> EXERCISE PROMPT: Write the material out again exactly as it stands.

● ● ● ● ● ● ●

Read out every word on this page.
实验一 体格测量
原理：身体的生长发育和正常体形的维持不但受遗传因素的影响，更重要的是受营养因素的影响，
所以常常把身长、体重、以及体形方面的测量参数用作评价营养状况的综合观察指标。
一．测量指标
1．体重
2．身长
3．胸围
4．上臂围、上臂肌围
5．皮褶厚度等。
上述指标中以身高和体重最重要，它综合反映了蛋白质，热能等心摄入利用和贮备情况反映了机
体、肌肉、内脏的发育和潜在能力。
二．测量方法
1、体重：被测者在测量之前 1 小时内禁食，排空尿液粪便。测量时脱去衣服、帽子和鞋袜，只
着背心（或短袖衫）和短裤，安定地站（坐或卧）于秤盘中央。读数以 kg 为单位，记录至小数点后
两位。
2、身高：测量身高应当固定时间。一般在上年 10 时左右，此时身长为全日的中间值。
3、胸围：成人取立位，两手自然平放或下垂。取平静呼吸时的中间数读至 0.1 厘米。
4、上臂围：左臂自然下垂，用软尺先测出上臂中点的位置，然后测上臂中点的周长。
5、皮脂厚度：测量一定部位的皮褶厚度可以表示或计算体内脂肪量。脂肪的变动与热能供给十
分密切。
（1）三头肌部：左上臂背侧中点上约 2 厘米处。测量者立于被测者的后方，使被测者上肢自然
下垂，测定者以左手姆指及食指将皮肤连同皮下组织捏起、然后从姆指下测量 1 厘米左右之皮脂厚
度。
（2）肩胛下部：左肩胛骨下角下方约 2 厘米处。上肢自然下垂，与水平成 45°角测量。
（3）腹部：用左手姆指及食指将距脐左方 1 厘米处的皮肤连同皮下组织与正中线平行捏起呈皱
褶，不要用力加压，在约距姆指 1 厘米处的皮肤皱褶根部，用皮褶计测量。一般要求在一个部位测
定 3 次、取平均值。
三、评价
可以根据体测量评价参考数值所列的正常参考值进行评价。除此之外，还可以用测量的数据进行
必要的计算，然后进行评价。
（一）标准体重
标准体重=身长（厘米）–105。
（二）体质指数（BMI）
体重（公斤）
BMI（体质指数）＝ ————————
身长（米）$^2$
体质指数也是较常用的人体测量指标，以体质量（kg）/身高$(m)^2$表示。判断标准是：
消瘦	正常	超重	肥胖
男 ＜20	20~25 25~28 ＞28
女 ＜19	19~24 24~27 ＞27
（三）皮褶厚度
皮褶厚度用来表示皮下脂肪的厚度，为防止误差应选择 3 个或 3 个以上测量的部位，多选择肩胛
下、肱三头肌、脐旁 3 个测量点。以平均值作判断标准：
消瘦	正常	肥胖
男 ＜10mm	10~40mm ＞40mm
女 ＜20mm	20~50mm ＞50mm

● ● ● ● ● ● ●

> TASK SOLUTION:
Read out every word on this page.
实验一 体格测量
原理：身体的生长发育和正常体形的维持不但受遗传因素的影响，更重要的是受营养因素的影响，
所以常常把身长、体重、以及体形方面的测量参数用作评价营养状况的综合观察指标。
一．测量指标
1．体重
2．身长
3．胸围
4．上臂围、上臂肌围
5．皮褶厚度等。
上述指标中以身高和体重最重要，它综合反映了蛋白质，热能等心摄入利用和贮备情况反映了机
体、肌肉、内脏的发育和潜在能力。
二．测量方法
1、体重：被测者在测量之前 1 小时内禁食，排空尿液粪便。测量时脱去衣服、帽子和鞋袜，只
着背心（或短袖衫）和短裤，安定地站（坐或卧）于秤盘中央。读数以 kg 为单位，记录至小数点后
两位。
2、身高：测量身高应当固定时间。一般在上年 10 时左右，此时身长为全日的中间值。
3、胸围：成人取立位，两手自然平放或下垂。取平静呼吸时的中间数读至 0.1 厘米。
4、上臂围：左臂自然下垂，用软尺先测出上臂中点的位置，然后测上臂中点的周长。
5、皮脂厚度：测量一定部位的皮褶厚度可以表示或计算体内脂肪量。脂肪的变动与热能供给十
分密切。
（1）三头肌部：左上臂背侧中点上约 2 厘米处。测量者立于被测者的后方，使被测者上肢自然
下垂，测定者以左手姆指及食指将皮肤连同皮下组织捏起、然后从姆指下测量 1 厘米左右之皮脂厚
度。
（2）肩胛下部：左肩胛骨下角下方约 2 厘米处。上肢自然下垂，与水平成 45°角测量。
（3）腹部：用左手姆指及食指将距脐左方 1 厘米处的皮肤连同皮下组织与正中线平行捏起呈皱
褶，不要用力加压，在约距姆指 1 厘米处的皮肤皱褶根部，用皮褶计测量。一般要求在一个部位测
定 3 次、取平均值。
三、评价
可以根据体测量评价参考数值所列的正常参考值进行评价。除此之外，还可以用测量的数据进行
必要的计算，然后进行评价。
（一）标准体重
标准体重=身长（厘米）–105。
（二）体质指数（BMI）
体重（公斤）
BMI（体质指数）＝ ————————
身长（米）$^2$
体质指数也是较常用的人体测量指标，以体质量（kg）/身高$(m)^2$表示。判断标准是：
消瘦	正常	超重	肥胖
男 ＜20	20~25 25~28 ＞28
女 ＜19	19~24 24~27 ＞27
（三）皮褶厚度
皮褶厚度用来表示皮下脂肪的厚度，为防止误差应选择 3 个或 3 个以上测量的部位，多选择肩胛
下、肱三头肌、脐旁 3 个测量点。以平均值作判断标准：
消瘦	正常	肥胖
男 ＜10mm	10~40mm ＞40mm
女 ＜20mm	20~50mm ＞50mm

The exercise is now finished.